(INPUT ROWS):
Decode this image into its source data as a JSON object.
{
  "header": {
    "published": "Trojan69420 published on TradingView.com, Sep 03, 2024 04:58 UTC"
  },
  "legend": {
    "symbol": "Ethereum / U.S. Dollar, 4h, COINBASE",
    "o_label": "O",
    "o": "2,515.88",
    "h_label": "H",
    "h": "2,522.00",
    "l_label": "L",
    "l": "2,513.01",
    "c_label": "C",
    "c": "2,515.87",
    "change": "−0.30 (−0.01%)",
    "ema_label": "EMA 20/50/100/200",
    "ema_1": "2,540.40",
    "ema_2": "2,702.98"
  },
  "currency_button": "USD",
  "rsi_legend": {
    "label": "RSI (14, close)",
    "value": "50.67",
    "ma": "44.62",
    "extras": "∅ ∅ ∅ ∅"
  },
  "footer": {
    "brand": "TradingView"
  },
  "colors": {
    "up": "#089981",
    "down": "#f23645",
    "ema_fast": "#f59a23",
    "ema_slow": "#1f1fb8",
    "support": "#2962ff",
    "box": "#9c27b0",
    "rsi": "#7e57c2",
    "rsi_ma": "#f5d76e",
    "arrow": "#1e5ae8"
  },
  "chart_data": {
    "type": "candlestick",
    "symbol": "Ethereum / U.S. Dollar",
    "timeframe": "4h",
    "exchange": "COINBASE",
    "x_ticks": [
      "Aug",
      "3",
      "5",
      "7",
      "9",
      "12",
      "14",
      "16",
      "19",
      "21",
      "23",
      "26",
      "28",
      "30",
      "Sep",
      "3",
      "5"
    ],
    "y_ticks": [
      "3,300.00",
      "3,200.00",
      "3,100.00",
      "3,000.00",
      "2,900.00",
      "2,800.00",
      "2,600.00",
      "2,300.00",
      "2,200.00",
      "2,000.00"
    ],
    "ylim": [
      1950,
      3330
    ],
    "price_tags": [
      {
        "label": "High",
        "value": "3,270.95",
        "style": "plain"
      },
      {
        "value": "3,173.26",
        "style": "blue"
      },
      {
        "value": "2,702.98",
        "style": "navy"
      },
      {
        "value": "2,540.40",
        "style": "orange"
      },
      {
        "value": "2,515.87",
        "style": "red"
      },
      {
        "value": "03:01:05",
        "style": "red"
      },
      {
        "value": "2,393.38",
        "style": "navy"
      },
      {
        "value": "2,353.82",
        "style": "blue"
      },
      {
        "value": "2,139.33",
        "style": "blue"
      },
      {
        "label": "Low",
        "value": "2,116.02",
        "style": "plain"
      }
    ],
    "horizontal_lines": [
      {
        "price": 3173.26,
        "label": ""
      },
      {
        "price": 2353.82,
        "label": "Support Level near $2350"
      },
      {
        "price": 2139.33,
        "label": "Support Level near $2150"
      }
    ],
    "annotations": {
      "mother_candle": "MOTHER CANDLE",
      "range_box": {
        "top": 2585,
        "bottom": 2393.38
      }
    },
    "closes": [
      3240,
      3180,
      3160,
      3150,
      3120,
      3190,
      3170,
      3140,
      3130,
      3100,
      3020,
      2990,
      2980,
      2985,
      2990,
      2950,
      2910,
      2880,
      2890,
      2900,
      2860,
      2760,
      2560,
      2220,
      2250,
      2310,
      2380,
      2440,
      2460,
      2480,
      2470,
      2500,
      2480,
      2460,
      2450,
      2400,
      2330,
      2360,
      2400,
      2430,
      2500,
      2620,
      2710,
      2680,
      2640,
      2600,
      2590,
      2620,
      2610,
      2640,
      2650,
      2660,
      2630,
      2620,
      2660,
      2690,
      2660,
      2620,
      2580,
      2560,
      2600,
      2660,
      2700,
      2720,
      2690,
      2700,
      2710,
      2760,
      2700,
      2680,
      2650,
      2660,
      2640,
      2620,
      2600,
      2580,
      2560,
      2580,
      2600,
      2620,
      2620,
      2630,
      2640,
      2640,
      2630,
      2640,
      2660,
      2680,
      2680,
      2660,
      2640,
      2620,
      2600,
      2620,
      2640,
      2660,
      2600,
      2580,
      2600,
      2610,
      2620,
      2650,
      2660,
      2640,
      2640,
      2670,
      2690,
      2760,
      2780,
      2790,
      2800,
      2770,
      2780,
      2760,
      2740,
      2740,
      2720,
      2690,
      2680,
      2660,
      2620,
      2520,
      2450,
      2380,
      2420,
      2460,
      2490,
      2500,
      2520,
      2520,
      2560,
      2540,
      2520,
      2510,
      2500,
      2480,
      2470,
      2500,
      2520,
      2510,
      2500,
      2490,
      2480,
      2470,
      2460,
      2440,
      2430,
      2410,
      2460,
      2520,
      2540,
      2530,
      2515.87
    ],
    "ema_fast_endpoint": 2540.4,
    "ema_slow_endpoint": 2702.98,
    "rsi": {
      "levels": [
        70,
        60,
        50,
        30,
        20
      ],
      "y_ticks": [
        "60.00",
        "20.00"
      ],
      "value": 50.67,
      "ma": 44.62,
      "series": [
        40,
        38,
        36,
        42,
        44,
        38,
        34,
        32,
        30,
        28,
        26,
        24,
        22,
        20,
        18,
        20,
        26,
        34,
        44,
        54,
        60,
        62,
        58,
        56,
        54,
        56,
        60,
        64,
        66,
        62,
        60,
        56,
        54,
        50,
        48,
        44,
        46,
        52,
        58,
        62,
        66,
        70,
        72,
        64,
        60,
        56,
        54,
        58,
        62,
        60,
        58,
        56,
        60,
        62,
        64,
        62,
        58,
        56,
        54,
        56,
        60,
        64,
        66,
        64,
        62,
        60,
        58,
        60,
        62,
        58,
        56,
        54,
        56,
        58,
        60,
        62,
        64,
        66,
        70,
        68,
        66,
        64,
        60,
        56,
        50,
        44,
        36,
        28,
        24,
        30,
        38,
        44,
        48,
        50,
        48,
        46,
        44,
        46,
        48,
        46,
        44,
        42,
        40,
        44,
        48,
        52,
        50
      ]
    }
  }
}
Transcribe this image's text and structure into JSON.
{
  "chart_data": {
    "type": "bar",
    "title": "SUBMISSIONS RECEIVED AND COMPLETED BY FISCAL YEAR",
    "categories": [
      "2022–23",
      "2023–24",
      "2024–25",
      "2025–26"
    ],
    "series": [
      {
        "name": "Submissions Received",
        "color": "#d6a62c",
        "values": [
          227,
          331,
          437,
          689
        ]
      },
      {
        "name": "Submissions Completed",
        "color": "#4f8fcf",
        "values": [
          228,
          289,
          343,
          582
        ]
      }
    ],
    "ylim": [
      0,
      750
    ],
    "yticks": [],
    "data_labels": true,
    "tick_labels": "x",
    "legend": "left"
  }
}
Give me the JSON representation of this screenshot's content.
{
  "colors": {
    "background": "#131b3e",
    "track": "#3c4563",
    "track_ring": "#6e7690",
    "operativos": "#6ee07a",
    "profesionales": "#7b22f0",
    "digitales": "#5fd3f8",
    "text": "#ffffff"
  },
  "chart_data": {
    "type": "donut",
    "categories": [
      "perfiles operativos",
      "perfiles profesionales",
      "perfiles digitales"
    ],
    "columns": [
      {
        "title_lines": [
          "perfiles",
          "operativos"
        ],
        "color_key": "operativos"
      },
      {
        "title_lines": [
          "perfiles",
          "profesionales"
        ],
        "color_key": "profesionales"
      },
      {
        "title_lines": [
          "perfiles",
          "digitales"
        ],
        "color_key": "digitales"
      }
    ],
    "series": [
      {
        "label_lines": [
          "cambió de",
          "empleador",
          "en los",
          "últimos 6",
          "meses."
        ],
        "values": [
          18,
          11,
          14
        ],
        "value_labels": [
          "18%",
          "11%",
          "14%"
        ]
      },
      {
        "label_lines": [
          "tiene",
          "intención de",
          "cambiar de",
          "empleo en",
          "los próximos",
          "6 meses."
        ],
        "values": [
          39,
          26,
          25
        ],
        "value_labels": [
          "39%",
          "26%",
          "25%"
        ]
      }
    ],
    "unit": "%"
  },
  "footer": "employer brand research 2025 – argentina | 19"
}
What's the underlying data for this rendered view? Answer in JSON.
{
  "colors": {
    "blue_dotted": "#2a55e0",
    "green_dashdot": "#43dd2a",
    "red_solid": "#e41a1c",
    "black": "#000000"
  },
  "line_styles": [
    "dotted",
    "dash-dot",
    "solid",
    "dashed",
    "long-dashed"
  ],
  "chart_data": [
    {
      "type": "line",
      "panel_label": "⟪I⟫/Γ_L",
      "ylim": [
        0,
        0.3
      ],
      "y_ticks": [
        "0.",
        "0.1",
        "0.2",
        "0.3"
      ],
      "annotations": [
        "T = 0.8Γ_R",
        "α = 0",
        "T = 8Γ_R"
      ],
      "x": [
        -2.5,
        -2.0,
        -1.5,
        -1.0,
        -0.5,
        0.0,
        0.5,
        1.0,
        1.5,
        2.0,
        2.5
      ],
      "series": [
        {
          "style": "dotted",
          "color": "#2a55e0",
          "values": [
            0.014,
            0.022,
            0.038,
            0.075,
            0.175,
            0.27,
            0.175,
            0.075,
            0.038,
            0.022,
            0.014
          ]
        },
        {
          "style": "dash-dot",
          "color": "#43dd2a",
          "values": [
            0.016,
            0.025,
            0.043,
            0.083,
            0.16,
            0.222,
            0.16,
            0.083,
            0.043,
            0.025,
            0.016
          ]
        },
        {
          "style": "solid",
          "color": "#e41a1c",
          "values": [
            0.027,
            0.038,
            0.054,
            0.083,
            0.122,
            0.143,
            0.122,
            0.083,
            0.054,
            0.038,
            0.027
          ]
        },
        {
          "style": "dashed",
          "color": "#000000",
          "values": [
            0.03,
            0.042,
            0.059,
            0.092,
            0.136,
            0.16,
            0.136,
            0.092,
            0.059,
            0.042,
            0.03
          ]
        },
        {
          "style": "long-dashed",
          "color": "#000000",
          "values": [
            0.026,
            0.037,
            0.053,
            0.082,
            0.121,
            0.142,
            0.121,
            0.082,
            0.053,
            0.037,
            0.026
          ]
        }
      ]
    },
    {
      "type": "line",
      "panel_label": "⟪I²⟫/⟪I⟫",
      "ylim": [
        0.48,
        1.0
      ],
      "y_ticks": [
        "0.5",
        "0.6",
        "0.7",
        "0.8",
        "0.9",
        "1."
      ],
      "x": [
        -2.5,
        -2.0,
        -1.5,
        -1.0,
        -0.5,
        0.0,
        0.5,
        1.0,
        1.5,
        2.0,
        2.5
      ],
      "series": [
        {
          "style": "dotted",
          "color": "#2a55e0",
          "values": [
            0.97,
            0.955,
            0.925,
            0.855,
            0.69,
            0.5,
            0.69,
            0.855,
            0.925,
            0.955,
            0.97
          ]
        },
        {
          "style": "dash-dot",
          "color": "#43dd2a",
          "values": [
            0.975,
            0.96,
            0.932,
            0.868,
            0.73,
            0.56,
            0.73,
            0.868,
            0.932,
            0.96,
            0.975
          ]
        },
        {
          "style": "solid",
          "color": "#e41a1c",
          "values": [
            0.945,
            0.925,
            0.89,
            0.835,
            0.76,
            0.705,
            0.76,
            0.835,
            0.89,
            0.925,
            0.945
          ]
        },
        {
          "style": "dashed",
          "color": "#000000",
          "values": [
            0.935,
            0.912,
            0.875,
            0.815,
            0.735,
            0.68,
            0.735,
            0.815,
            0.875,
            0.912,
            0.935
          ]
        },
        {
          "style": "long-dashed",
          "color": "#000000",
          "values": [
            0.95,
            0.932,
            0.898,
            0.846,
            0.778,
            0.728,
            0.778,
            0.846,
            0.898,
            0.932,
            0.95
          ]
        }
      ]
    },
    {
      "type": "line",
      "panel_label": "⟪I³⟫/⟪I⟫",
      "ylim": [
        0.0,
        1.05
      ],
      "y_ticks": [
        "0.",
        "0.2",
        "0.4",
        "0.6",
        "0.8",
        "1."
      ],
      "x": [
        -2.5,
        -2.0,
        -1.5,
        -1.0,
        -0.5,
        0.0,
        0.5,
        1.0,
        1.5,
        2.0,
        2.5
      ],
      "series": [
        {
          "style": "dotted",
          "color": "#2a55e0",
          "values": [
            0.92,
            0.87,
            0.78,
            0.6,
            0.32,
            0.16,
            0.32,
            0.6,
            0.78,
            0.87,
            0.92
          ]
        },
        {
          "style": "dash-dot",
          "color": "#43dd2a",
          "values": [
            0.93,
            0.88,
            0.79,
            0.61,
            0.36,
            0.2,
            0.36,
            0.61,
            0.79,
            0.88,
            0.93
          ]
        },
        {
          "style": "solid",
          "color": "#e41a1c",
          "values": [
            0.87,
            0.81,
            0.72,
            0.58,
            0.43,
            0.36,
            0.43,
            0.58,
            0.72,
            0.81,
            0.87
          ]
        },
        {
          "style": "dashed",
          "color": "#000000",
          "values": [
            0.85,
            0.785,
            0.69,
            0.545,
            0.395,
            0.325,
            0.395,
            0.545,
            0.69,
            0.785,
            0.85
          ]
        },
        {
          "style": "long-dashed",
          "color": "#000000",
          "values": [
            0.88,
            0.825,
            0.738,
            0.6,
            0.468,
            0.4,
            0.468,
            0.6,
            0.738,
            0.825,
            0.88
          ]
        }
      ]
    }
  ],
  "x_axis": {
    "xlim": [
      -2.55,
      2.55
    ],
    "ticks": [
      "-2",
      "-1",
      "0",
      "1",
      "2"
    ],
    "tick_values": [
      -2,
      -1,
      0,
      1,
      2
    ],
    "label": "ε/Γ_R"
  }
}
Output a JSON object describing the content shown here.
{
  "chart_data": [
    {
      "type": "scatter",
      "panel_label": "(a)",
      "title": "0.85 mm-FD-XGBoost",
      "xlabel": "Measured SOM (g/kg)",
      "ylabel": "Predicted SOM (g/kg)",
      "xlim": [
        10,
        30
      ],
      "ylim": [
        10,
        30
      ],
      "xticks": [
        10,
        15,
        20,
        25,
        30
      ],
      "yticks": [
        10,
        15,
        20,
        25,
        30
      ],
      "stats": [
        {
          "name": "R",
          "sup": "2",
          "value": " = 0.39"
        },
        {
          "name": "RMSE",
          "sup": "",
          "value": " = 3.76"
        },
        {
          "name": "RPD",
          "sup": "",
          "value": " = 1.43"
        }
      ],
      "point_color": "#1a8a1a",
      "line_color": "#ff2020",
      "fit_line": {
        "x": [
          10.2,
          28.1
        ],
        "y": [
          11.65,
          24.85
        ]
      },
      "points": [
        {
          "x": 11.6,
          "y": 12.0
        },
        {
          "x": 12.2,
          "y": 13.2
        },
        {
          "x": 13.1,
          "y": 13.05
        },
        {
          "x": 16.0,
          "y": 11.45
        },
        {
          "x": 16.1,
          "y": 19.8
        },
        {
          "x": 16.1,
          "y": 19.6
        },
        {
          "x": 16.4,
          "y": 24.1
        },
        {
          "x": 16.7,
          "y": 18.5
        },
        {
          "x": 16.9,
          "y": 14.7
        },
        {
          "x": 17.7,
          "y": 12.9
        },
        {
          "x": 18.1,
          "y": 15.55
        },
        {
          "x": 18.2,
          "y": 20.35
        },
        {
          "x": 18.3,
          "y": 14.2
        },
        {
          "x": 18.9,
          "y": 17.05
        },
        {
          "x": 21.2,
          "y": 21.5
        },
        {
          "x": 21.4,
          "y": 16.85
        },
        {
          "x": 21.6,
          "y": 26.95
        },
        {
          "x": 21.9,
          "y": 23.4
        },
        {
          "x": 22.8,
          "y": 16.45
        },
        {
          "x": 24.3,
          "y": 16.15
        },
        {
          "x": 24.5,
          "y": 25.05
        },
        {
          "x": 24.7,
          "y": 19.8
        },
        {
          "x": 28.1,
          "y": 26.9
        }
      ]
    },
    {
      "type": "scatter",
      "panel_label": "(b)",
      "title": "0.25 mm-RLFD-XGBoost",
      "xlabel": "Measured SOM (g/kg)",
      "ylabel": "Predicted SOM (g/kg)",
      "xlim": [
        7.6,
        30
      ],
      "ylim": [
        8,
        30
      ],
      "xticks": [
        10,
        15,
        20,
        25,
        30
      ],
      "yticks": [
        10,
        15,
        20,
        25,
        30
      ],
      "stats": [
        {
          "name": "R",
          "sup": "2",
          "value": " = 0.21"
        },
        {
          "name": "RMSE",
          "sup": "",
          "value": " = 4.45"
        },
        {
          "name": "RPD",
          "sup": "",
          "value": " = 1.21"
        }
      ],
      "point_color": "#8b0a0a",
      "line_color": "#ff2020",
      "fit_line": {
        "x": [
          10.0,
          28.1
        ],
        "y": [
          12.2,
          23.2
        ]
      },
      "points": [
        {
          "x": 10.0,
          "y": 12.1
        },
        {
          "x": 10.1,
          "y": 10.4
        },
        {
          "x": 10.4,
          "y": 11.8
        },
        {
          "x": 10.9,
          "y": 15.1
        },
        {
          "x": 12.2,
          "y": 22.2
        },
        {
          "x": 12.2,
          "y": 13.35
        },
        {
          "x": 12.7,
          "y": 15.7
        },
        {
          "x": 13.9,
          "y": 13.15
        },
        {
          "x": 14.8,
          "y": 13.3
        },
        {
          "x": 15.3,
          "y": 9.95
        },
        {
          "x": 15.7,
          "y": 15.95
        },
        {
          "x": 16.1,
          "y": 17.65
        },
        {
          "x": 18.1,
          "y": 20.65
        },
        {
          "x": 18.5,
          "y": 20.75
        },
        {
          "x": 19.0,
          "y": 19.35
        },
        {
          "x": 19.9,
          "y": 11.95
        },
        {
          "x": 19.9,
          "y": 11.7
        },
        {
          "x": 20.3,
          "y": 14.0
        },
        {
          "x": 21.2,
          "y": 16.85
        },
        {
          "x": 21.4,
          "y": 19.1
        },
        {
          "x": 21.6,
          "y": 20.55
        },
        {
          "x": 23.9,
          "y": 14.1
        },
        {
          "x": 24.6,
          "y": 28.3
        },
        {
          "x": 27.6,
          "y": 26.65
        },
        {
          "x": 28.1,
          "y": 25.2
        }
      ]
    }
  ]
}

(GOAL): From the entries above, select each line containing the string "object".

(RESPONSE):
Decode this image into its source data as a JSON object.
Output a JSON object describing the content shown here.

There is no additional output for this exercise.